WHAT NEEDS TO BE DONE
Search the records below for the word "Technické" and show every line where it occurs.

Saved entries
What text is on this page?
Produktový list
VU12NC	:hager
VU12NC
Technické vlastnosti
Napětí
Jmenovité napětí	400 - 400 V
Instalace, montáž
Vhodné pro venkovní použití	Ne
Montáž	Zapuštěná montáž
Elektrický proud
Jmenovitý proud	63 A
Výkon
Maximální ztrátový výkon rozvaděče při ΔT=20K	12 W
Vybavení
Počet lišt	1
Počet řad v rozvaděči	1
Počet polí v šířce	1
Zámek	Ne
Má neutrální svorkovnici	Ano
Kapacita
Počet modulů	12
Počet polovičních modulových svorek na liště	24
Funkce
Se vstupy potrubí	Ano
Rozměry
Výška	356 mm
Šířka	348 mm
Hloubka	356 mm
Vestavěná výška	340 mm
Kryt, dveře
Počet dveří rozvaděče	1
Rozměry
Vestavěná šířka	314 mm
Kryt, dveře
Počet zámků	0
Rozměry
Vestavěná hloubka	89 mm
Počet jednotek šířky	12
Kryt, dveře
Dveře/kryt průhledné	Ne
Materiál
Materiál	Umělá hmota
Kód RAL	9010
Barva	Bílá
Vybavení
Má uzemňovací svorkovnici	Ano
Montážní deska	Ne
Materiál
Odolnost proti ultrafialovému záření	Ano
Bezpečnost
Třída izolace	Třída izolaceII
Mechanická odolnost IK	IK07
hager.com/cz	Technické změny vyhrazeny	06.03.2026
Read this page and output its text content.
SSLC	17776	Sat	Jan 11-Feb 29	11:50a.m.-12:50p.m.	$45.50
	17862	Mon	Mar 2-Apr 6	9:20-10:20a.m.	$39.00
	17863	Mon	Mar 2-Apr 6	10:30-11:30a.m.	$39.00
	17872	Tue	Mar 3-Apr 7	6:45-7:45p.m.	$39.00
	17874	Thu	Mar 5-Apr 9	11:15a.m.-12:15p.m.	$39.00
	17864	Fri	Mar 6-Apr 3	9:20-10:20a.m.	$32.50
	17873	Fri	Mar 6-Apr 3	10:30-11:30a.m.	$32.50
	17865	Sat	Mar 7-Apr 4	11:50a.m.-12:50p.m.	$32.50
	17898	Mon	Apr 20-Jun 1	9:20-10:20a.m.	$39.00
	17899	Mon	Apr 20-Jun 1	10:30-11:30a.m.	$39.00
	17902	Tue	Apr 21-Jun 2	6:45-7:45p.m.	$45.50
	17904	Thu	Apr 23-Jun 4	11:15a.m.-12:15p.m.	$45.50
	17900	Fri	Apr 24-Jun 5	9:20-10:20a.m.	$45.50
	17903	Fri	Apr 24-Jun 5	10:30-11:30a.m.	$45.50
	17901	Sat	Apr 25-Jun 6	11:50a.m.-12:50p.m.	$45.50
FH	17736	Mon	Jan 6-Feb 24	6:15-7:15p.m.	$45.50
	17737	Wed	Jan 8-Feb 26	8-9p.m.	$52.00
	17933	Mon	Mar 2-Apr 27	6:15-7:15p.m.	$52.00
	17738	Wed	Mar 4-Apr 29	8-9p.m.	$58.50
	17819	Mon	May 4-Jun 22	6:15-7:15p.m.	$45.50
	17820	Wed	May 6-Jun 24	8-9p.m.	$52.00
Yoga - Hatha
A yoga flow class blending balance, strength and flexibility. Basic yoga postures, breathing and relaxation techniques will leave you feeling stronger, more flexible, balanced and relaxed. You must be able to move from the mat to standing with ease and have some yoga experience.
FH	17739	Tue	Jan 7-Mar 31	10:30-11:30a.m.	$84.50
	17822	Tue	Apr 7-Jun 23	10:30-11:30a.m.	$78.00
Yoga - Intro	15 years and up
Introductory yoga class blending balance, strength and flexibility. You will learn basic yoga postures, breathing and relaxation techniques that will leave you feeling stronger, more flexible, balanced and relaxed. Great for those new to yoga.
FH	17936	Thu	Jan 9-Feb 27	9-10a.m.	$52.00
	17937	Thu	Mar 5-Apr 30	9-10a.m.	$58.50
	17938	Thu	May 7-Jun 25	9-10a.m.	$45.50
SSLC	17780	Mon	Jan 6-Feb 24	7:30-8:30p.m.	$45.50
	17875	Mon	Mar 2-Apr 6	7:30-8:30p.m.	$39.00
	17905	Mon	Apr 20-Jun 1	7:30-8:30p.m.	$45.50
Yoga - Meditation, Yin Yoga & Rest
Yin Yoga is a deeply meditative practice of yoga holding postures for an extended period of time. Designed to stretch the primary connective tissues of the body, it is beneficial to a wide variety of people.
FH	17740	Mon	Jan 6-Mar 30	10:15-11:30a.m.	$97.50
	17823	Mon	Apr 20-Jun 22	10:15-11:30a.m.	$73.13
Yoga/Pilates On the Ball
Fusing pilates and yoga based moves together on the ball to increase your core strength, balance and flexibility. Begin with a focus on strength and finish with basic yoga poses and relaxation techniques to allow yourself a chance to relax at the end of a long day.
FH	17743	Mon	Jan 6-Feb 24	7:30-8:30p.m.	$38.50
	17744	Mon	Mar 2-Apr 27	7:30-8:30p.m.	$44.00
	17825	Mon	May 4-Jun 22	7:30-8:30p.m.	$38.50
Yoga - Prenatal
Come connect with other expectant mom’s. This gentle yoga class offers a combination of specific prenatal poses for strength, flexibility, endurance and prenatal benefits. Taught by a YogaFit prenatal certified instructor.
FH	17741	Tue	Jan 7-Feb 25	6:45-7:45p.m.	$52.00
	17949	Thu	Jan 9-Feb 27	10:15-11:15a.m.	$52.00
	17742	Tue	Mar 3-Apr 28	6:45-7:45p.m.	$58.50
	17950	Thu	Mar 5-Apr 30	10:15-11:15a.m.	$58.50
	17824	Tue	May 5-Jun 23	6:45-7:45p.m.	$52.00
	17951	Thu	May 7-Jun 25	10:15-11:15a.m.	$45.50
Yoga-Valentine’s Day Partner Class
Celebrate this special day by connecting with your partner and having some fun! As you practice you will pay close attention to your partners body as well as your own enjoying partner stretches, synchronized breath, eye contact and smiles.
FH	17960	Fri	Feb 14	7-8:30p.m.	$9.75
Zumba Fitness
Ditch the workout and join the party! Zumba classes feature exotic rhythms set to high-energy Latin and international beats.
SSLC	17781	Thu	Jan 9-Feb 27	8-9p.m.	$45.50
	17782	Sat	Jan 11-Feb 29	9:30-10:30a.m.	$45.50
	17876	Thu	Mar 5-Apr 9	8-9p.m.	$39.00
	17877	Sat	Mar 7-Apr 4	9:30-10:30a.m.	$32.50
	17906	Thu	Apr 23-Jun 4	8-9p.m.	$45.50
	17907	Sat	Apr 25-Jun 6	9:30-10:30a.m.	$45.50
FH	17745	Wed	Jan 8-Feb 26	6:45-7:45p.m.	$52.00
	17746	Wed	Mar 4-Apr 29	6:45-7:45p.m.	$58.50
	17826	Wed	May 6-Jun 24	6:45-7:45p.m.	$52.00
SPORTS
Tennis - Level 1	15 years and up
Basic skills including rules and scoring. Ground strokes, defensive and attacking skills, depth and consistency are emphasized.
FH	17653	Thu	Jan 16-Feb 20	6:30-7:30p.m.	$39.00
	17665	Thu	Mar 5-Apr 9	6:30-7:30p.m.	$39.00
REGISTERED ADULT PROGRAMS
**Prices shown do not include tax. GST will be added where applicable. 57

RESPONSE
Technické vlastnosti
hager.com/cz	Technické změny vyhrazeny	06.03.2026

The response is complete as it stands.